=== Directions ===
Search the material below for the word "stanice". Copy every line that has it.

-- Supplied entries start --

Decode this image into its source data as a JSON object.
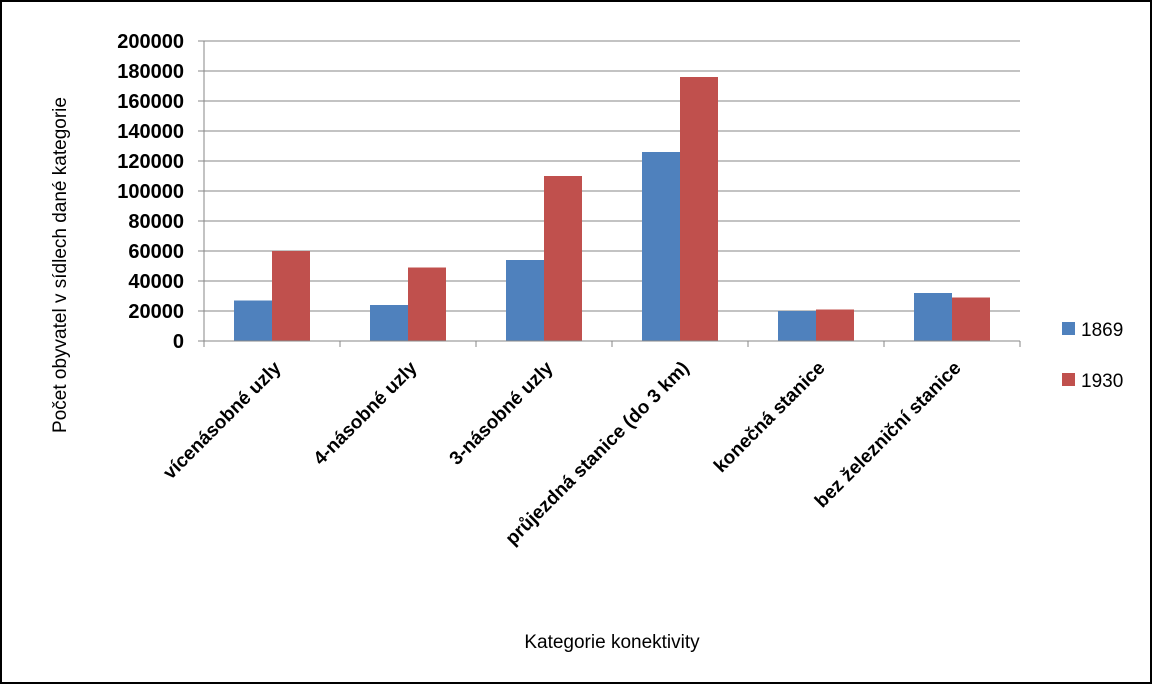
{
  "chart_data": {
    "type": "bar",
    "title": "",
    "xlabel": "Kategorie konektivity",
    "ylabel": "Počet obyvatel v sídlech dané kategorie",
    "categories": [
      "vícenásobné uzly",
      "4-násobné uzly",
      "3-násobné uzly",
      "průjezdná stanice (do 3 km)",
      "konečná stanice",
      "bez železniční stanice"
    ],
    "series": [
      {
        "name": "1869",
        "color": "#4F81BD",
        "values": [
          27000,
          24000,
          54000,
          126000,
          20000,
          32000
        ]
      },
      {
        "name": "1930",
        "color": "#C0504D",
        "values": [
          60000,
          49000,
          110000,
          176000,
          21000,
          29000
        ]
      }
    ],
    "ylim": [
      0,
      200000
    ],
    "yticks": [
      "0",
      "20000",
      "40000",
      "60000",
      "80000",
      "100000",
      "120000",
      "140000",
      "160000",
      "180000",
      "200000"
    ],
    "grid": true,
    "legend": "right"
  }
}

-- Supplied entries end --

=== Response ===
      "průjezdná stanice (do 3 km)",
      "konečná stanice",
      "bez železniční stanice"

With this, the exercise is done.